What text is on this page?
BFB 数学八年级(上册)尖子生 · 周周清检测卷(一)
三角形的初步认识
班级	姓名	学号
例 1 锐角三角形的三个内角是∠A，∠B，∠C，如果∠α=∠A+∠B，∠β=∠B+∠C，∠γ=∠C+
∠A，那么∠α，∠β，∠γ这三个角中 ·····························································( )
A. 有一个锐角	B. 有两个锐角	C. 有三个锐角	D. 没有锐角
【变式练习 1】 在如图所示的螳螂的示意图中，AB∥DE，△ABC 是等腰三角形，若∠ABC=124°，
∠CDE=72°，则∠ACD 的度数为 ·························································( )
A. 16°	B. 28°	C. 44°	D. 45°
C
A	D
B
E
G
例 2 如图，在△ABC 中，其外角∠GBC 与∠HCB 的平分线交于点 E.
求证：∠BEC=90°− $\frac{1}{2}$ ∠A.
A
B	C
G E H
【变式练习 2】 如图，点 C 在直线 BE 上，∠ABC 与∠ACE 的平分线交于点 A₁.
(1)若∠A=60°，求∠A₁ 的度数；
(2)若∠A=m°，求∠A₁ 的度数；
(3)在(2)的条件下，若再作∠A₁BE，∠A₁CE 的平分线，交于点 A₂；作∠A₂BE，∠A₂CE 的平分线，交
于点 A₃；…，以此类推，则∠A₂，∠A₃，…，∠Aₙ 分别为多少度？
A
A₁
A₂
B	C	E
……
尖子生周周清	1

▶ WRITTEN INSTRUCTION: Which lines contain the word "变式练习"? Copy each one.

▶ ANSWER TO THIS TASK:
【变式练习 1】 在如图所示的螳螂的示意图中，AB∥DE，△ABC 是等腰三角形，若∠ABC=124°，
【变式练习 2】 如图，点 C 在直线 BE 上，∠ABC 与∠ACE 的平分线交于点 A₁.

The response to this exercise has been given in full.